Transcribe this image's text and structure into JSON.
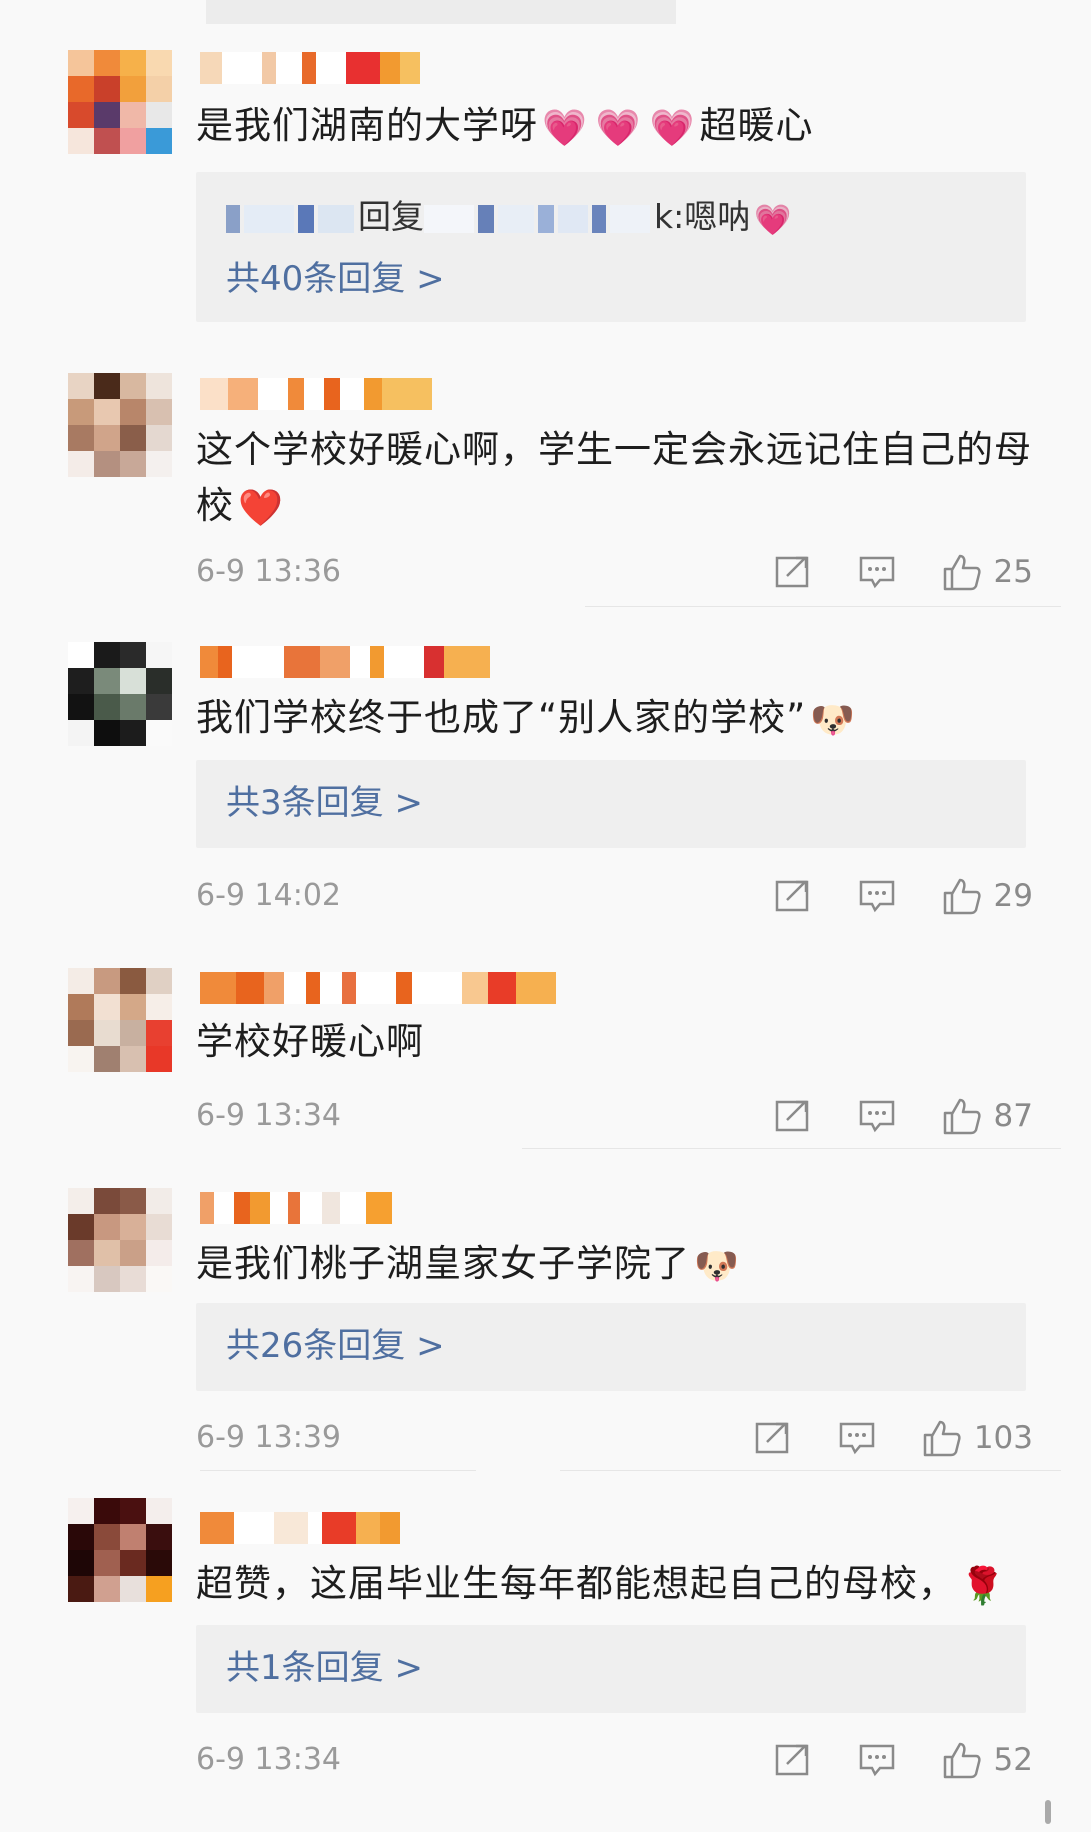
{
  "comments": [
    {
      "text": "是我们湖南的大学呀",
      "emojis_after": [
        "💗",
        "💗",
        "💗"
      ],
      "text_after": "超暖心",
      "reply_snippet": "回复",
      "reply_snippet_tail": "k:嗯呐",
      "reply_snippet_emoji": "💗",
      "reply_count_label": "共40条回复 >",
      "time": "",
      "likes": ""
    },
    {
      "text": "这个学校好暖心啊，学生一定会永远记住自己的母校",
      "emoji_end": "❤️",
      "time": "6-9 13:36",
      "likes": "25"
    },
    {
      "text": "我们学校终于也成了“别人家的学校”",
      "emoji_end": "🐶",
      "reply_count_label": "共3条回复 >",
      "time": "6-9 14:02",
      "likes": "29"
    },
    {
      "text": "学校好暖心啊",
      "time": "6-9 13:34",
      "likes": "87"
    },
    {
      "text": "是我们桃子湖皇家女子学院了",
      "emoji_end": "🐶",
      "reply_count_label": "共26条回复 >",
      "time": "6-9 13:39",
      "likes": "103"
    },
    {
      "text": "超赞，这届毕业生每年都能想起自己的母校，",
      "emoji_end": "🌹",
      "reply_count_label": "共1条回复 >",
      "time": "6-9 13:34",
      "likes": "52"
    }
  ],
  "icons": {
    "share": "share-icon",
    "comment": "comment-icon",
    "like": "like-icon"
  },
  "colors": {
    "link": "#4f6fa0",
    "meta": "#9a9a9a",
    "reply_bg": "#efefef"
  }
}
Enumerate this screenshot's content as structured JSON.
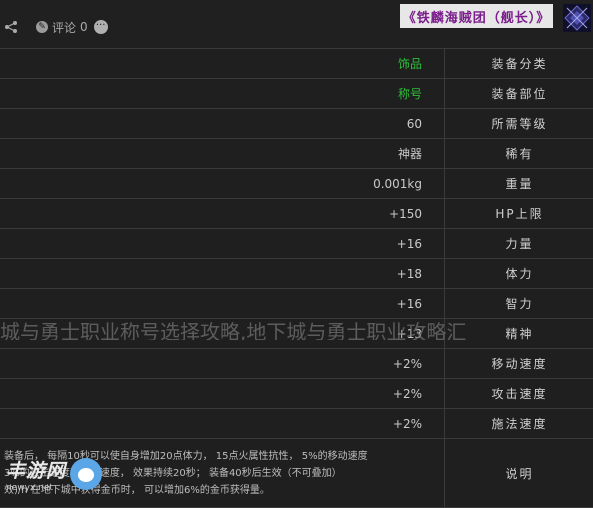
{
  "header": {
    "title": "《铁麟海贼团（舰长）》",
    "comment_label": "评论",
    "comment_count": "0"
  },
  "rows": [
    {
      "label": "装备分类",
      "value": "饰品",
      "value_color": "green"
    },
    {
      "label": "装备部位",
      "value": "称号",
      "value_color": "green"
    },
    {
      "label": "所需等级",
      "value": "60"
    },
    {
      "label": "稀有",
      "value": "神器"
    },
    {
      "label": "重量",
      "value": "0.001kg"
    },
    {
      "label": "HP上限",
      "value": "+150"
    },
    {
      "label": "力量",
      "value": "+16"
    },
    {
      "label": "体力",
      "value": "+18"
    },
    {
      "label": "智力",
      "value": "+16"
    },
    {
      "label": "精神",
      "value": "+13"
    },
    {
      "label": "移动速度",
      "value": "+2%"
    },
    {
      "label": "攻击速度",
      "value": "+2%"
    },
    {
      "label": "施法速度",
      "value": "+2%"
    }
  ],
  "description": {
    "label": "说明",
    "text": "装备后，  每隔10秒可以使自身增加20点体力，  15点火属性抗性，  5%的移动速度\n3%的攻击速度和施放速度，  效果持续20秒；  装备40秒后生效（不可叠加）\n效)/h  在地下城中获得金币时，  可以增加6%的金币获得量。"
  },
  "watermark": "城与勇士职业称号选择攻略,地下城与勇士职业攻略汇",
  "site": {
    "name": "丰游网",
    "url": "newyx.net"
  }
}
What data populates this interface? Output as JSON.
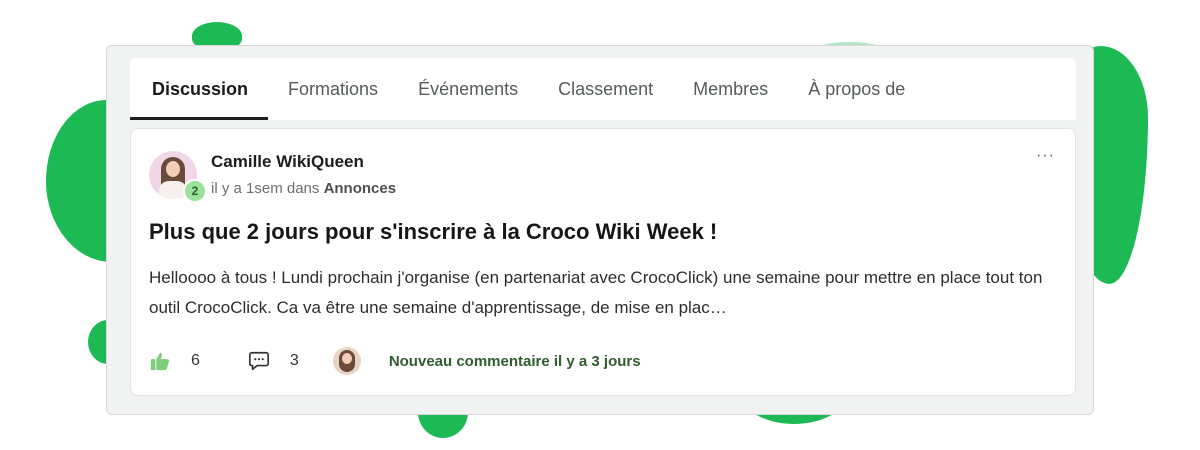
{
  "tabs": [
    {
      "label": "Discussion",
      "active": true
    },
    {
      "label": "Formations"
    },
    {
      "label": "Événements"
    },
    {
      "label": "Classement"
    },
    {
      "label": "Membres"
    },
    {
      "label": "À propos de"
    }
  ],
  "post": {
    "author": "Camille WikiQueen",
    "level": "2",
    "time": "il y a 1sem dans",
    "category": "Annonces",
    "more": "···",
    "title": "Plus que 2 jours pour s'inscrire à la Croco Wiki Week !",
    "excerpt": "Helloooo à tous ! Lundi prochain j'organise (en partenariat avec CrocoClick) une semaine pour mettre en place tout ton outil CrocoClick. Ca va être une semaine d'apprentissage, de mise en plac…",
    "likes": "6",
    "comments": "3",
    "last_comment": "Nouveau commentaire il y a 3 jours"
  },
  "icons": {
    "like": "thumbs-up-icon",
    "comment": "comment-bubble-icon",
    "more": "more-dots-icon"
  },
  "colors": {
    "accent_green": "#1db954",
    "like_green": "#7ccf7a",
    "comment_text_green": "#2f5d2c"
  }
}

▬▬▬▬▬▬▬▬▬▬

▶ Task statement
Copy out each line in the listing that has the word "JSON".

▶ Reply
Transcribe this image's text and structure into JSON.
Enumerate this screenshot's content as structured JSON.
What data populates this interface? Output as JSON.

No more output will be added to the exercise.